____ Input data
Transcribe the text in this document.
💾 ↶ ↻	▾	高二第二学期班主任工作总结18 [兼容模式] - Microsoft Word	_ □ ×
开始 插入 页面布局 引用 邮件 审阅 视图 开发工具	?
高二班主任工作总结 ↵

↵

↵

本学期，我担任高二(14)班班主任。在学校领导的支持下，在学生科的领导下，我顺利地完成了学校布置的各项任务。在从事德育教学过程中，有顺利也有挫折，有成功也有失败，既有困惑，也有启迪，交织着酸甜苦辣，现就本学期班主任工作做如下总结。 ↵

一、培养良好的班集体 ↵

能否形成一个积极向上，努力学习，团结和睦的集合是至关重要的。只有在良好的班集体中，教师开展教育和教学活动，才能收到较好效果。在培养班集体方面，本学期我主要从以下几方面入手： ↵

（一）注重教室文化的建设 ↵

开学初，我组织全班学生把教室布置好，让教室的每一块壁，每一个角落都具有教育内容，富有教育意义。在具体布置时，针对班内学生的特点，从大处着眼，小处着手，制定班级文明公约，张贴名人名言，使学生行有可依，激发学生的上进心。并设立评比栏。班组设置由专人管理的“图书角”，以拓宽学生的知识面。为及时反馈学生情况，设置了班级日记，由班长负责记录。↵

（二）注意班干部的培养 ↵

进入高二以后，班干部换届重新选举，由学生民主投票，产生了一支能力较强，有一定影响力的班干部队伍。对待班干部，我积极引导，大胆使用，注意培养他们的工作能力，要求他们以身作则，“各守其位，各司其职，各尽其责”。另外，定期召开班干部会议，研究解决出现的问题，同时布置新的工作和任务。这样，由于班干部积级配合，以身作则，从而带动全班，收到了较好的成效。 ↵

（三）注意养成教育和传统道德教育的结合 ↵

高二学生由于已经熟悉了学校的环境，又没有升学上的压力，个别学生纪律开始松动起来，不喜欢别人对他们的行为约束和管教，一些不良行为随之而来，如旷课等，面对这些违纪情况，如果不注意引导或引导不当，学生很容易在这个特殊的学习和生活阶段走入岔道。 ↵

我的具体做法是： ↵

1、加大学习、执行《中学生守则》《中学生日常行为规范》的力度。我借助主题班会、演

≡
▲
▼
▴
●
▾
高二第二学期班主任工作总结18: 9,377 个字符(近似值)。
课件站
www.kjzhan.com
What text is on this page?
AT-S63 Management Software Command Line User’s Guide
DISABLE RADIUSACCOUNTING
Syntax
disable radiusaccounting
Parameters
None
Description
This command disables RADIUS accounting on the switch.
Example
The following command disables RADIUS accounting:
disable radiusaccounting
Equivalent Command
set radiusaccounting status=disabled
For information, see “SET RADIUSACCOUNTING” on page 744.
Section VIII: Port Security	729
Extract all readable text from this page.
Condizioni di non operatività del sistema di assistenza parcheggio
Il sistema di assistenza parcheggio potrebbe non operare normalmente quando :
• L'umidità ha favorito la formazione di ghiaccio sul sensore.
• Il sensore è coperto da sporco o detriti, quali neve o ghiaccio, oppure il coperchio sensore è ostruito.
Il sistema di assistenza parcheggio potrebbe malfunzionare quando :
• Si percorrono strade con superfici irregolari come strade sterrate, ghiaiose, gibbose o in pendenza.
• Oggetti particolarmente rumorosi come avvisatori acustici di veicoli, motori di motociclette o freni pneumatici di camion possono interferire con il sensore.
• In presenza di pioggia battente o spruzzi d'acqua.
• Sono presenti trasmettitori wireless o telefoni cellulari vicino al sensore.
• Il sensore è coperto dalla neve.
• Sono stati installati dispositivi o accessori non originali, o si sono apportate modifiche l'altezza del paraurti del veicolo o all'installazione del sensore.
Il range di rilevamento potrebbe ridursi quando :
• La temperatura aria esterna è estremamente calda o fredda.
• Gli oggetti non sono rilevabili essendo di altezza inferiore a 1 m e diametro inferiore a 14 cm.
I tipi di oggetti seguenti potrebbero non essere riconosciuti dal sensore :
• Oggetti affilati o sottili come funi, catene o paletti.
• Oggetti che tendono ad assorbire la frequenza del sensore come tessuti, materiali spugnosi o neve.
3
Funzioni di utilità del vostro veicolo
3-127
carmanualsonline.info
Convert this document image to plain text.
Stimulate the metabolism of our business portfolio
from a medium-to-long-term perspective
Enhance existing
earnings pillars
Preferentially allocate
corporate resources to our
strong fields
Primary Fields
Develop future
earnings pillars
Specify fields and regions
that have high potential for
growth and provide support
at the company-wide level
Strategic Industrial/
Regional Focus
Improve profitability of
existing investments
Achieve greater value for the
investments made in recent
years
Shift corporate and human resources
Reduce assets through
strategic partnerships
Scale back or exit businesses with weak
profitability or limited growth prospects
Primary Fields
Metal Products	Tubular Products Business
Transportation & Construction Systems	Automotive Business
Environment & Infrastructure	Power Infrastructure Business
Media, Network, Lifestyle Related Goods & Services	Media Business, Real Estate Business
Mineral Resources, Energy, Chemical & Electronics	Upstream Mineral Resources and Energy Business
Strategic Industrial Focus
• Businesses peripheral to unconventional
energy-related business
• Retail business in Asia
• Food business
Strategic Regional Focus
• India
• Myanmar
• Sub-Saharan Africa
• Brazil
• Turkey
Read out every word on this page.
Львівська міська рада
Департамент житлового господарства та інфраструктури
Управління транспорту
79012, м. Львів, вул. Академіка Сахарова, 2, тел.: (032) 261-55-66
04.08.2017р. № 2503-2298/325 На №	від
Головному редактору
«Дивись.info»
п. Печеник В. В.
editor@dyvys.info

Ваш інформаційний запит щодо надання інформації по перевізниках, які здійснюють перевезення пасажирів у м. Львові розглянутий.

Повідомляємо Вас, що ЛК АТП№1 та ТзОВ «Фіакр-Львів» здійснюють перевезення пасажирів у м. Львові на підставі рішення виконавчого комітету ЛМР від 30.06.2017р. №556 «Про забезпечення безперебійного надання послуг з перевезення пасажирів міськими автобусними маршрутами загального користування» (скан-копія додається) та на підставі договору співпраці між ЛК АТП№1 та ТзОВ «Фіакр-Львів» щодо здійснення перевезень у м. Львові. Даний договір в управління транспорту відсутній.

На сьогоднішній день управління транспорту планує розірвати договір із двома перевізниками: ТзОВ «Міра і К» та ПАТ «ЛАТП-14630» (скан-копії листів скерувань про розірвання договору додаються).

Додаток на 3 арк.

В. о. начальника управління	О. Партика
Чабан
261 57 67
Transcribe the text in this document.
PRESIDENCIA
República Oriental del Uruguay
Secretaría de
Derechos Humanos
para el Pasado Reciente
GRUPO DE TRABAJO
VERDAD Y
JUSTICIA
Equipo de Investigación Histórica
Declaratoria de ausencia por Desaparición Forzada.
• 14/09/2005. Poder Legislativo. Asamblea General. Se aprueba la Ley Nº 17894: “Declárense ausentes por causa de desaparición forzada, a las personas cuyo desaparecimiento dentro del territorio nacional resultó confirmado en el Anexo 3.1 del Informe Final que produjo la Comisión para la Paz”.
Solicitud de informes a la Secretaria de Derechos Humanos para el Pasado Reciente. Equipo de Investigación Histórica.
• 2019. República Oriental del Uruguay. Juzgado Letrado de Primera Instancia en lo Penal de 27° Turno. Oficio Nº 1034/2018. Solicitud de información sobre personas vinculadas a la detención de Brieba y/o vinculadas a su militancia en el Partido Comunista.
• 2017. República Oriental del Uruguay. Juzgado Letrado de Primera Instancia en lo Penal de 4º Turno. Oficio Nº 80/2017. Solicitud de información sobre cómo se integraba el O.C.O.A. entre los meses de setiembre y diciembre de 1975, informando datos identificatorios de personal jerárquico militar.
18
________
• [Directions for this task]:
Extract the whole listing, character for character.

• [Expected answer]:
Transcribe the text in this document.
💾 ↶ ↻	▾	高二第二学期班主任工作总结18 [兼容模式] - Microsoft Word	_ □ ×
开始 插入 页面布局 引用 邮件 审阅 视图 开发工具	?
高二班主任工作总结 ↵

↵

↵

本学期，我担任高二(14)班班主任。在学校领导的支持下，在学生科的领导下，我顺利地完成了学校布置的各项任务。在从事德育教学过程中，有顺利也有挫折，有成功也有失败，既有困惑，也有启迪，交织着酸甜苦辣，现就本学期班主任工作做如下总结。 ↵

一、培养良好的班集体 ↵

能否形成一个积极向上，努力学习，团结和睦的集合是至关重要的。只有在良好的班集体中，教师开展教育和教学活动，才能收到较好效果。在培养班集体方面，本学期我主要从以下几方面入手： ↵

（一）注重教室文化的建设 ↵

开学初，我组织全班学生把教室布置好，让教室的每一块壁，每一个角落都具有教育内容，富有教育意义。在具体布置时，针对班内学生的特点，从大处着眼，小处着手，制定班级文明公约，张贴名人名言，使学生行有可依，激发学生的上进心。并设立评比栏。班组设置由专人管理的“图书角”，以拓宽学生的知识面。为及时反馈学生情况，设置了班级日记，由班长负责记录。↵

（二）注意班干部的培养 ↵

进入高二以后，班干部换届重新选举，由学生民主投票，产生了一支能力较强，有一定影响力的班干部队伍。对待班干部，我积极引导，大胆使用，注意培养他们的工作能力，要求他们以身作则，“各守其位，各司其职，各尽其责”。另外，定期召开班干部会议，研究解决出现的问题，同时布置新的工作和任务。这样，由于班干部积级配合，以身作则，从而带动全班，收到了较好的成效。 ↵

（三）注意养成教育和传统道德教育的结合 ↵

高二学生由于已经熟悉了学校的环境，又没有升学上的压力，个别学生纪律开始松动起来，不喜欢别人对他们的行为约束和管教，一些不良行为随之而来，如旷课等，面对这些违纪情况，如果不注意引导或引导不当，学生很容易在这个特殊的学习和生活阶段走入岔道。 ↵

我的具体做法是： ↵

1、加大学习、执行《中学生守则》《中学生日常行为规范》的力度。我借助主题班会、演

≡
▲
▼
▴
●
▾
高二第二学期班主任工作总结18: 9,377 个字符(近似值)。
课件站
www.kjzhan.com
What text is on this page?
AT-S63 Management Software Command Line User’s Guide
DISABLE RADIUSACCOUNTING
Syntax
disable radiusaccounting
Parameters
None
Description
This command disables RADIUS accounting on the switch.
Example
The following command disables RADIUS accounting:
disable radiusaccounting
Equivalent Command
set radiusaccounting status=disabled
For information, see “SET RADIUSACCOUNTING” on page 744.
Section VIII: Port Security	729
Extract all readable text from this page.
Condizioni di non operatività del sistema di assistenza parcheggio
Il sistema di assistenza parcheggio potrebbe non operare normalmente quando :
• L'umidità ha favorito la formazione di ghiaccio sul sensore.
• Il sensore è coperto da sporco o detriti, quali neve o ghiaccio, oppure il coperchio sensore è ostruito.
Il sistema di assistenza parcheggio potrebbe malfunzionare quando :
• Si percorrono strade con superfici irregolari come strade sterrate, ghiaiose, gibbose o in pendenza.
• Oggetti particolarmente rumorosi come avvisatori acustici di veicoli, motori di motociclette o freni pneumatici di camion possono interferire con il sensore.
• In presenza di pioggia battente o spruzzi d'acqua.
• Sono presenti trasmettitori wireless o telefoni cellulari vicino al sensore.
• Il sensore è coperto dalla neve.
• Sono stati installati dispositivi o accessori non originali, o si sono apportate modifiche l'altezza del paraurti del veicolo o all'installazione del sensore.
Il range di rilevamento potrebbe ridursi quando :
• La temperatura aria esterna è estremamente calda o fredda.
• Gli oggetti non sono rilevabili essendo di altezza inferiore a 1 m e diametro inferiore a 14 cm.
I tipi di oggetti seguenti potrebbero non essere riconosciuti dal sensore :
• Oggetti affilati o sottili come funi, catene o paletti.
• Oggetti che tendono ad assorbire la frequenza del sensore come tessuti, materiali spugnosi o neve.
3
Funzioni di utilità del vostro veicolo
3-127
carmanualsonline.info
Convert this document image to plain text.
Stimulate the metabolism of our business portfolio
from a medium-to-long-term perspective
Enhance existing
earnings pillars
Preferentially allocate
corporate resources to our
strong fields
Primary Fields
Develop future
earnings pillars
Specify fields and regions
that have high potential for
growth and provide support
at the company-wide level
Strategic Industrial/
Regional Focus
Improve profitability of
existing investments
Achieve greater value for the
investments made in recent
years
Shift corporate and human resources
Reduce assets through
strategic partnerships
Scale back or exit businesses with weak
profitability or limited growth prospects
Primary Fields
Metal Products	Tubular Products Business
Transportation & Construction Systems	Automotive Business
Environment & Infrastructure	Power Infrastructure Business
Media, Network, Lifestyle Related Goods & Services	Media Business, Real Estate Business
Mineral Resources, Energy, Chemical & Electronics	Upstream Mineral Resources and Energy Business
Strategic Industrial Focus
• Businesses peripheral to unconventional
energy-related business
• Retail business in Asia
• Food business
Strategic Regional Focus
• India
• Myanmar
• Sub-Saharan Africa
• Brazil
• Turkey
Read out every word on this page.
Львівська міська рада
Департамент житлового господарства та інфраструктури
Управління транспорту
79012, м. Львів, вул. Академіка Сахарова, 2, тел.: (032) 261-55-66
04.08.2017р. № 2503-2298/325 На №	від
Головному редактору
«Дивись.info»
п. Печеник В. В.
editor@dyvys.info

Ваш інформаційний запит щодо надання інформації по перевізниках, які здійснюють перевезення пасажирів у м. Львові розглянутий.

Повідомляємо Вас, що ЛК АТП№1 та ТзОВ «Фіакр-Львів» здійснюють перевезення пасажирів у м. Львові на підставі рішення виконавчого комітету ЛМР від 30.06.2017р. №556 «Про забезпечення безперебійного надання послуг з перевезення пасажирів міськими автобусними маршрутами загального користування» (скан-копія додається) та на підставі договору співпраці між ЛК АТП№1 та ТзОВ «Фіакр-Львів» щодо здійснення перевезень у м. Львові. Даний договір в управління транспорту відсутній.

На сьогоднішній день управління транспорту планує розірвати договір із двома перевізниками: ТзОВ «Міра і К» та ПАТ «ЛАТП-14630» (скан-копії листів скерувань про розірвання договору додаються).

Додаток на 3 арк.

В. о. начальника управління	О. Партика
Чабан
261 57 67
Transcribe the text in this document.
PRESIDENCIA
República Oriental del Uruguay
Secretaría de
Derechos Humanos
para el Pasado Reciente
GRUPO DE TRABAJO
VERDAD Y
JUSTICIA
Equipo de Investigación Histórica
Declaratoria de ausencia por Desaparición Forzada.
• 14/09/2005. Poder Legislativo. Asamblea General. Se aprueba la Ley Nº 17894: “Declárense ausentes por causa de desaparición forzada, a las personas cuyo desaparecimiento dentro del territorio nacional resultó confirmado en el Anexo 3.1 del Informe Final que produjo la Comisión para la Paz”.
Solicitud de informes a la Secretaria de Derechos Humanos para el Pasado Reciente. Equipo de Investigación Histórica.
• 2019. República Oriental del Uruguay. Juzgado Letrado de Primera Instancia en lo Penal de 27° Turno. Oficio Nº 1034/2018. Solicitud de información sobre personas vinculadas a la detención de Brieba y/o vinculadas a su militancia en el Partido Comunista.
• 2017. República Oriental del Uruguay. Juzgado Letrado de Primera Instancia en lo Penal de 4º Turno. Oficio Nº 80/2017. Solicitud de información sobre cómo se integraba el O.C.O.A. entre los meses de setiembre y diciembre de 1975, informando datos identificatorios de personal jerárquico militar.
18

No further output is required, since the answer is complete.